# [What is required]
All material below is to be reproduced exactly.

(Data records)
# # # #
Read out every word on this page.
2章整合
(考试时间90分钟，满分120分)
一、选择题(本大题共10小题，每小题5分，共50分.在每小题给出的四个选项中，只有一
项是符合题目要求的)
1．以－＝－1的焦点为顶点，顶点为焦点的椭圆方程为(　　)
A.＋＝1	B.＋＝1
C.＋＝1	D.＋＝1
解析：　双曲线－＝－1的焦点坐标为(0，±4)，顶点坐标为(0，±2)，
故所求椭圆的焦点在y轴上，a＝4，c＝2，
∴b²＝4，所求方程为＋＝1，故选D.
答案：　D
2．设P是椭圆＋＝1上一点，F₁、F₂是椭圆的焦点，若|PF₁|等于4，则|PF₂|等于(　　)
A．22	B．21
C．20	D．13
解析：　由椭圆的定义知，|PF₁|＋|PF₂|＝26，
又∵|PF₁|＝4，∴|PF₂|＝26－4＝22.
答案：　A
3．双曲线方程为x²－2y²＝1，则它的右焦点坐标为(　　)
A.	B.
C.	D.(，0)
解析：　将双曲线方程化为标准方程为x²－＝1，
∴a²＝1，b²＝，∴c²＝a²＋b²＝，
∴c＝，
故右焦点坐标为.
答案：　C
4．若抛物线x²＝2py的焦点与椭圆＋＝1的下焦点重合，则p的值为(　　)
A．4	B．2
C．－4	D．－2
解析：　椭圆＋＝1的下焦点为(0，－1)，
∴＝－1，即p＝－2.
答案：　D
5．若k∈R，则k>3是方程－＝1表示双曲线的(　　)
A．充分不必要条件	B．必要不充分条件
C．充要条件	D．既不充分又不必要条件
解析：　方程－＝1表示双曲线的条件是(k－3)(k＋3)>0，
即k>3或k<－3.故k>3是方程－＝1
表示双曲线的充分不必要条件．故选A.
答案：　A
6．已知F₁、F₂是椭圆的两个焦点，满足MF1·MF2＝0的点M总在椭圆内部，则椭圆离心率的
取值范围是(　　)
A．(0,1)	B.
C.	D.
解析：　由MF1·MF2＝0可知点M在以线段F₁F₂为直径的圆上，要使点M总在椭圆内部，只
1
# # # #
# [Response to this exercise]
Read out every word on this page.
2章整合
(考试时间90分钟，满分120分)
一、选择题(本大题共10小题，每小题5分，共50分.在每小题给出的四个选项中，只有一
项是符合题目要求的)
1．以－＝－1的焦点为顶点，顶点为焦点的椭圆方程为(　　)
A.＋＝1	B.＋＝1
C.＋＝1	D.＋＝1
解析：　双曲线－＝－1的焦点坐标为(0，±4)，顶点坐标为(0，±2)，
故所求椭圆的焦点在y轴上，a＝4，c＝2，
∴b²＝4，所求方程为＋＝1，故选D.
答案：　D
2．设P是椭圆＋＝1上一点，F₁、F₂是椭圆的焦点，若|PF₁|等于4，则|PF₂|等于(　　)
A．22	B．21
C．20	D．13
解析：　由椭圆的定义知，|PF₁|＋|PF₂|＝26，
又∵|PF₁|＝4，∴|PF₂|＝26－4＝22.
答案：　A
3．双曲线方程为x²－2y²＝1，则它的右焦点坐标为(　　)
A.	B.
C.	D.(，0)
解析：　将双曲线方程化为标准方程为x²－＝1，
∴a²＝1，b²＝，∴c²＝a²＋b²＝，
∴c＝，
故右焦点坐标为.
答案：　C
4．若抛物线x²＝2py的焦点与椭圆＋＝1的下焦点重合，则p的值为(　　)
A．4	B．2
C．－4	D．－2
解析：　椭圆＋＝1的下焦点为(0，－1)，
∴＝－1，即p＝－2.
答案：　D
5．若k∈R，则k>3是方程－＝1表示双曲线的(　　)
A．充分不必要条件	B．必要不充分条件
C．充要条件	D．既不充分又不必要条件
解析：　方程－＝1表示双曲线的条件是(k－3)(k＋3)>0，
即k>3或k<－3.故k>3是方程－＝1
表示双曲线的充分不必要条件．故选A.
答案：　A
6．已知F₁、F₂是椭圆的两个焦点，满足MF1·MF2＝0的点M总在椭圆内部，则椭圆离心率的
取值范围是(　　)
A．(0,1)	B.
C.	D.
解析：　由MF1·MF2＝0可知点M在以线段F₁F₂为直径的圆上，要使点M总在椭圆内部，只
1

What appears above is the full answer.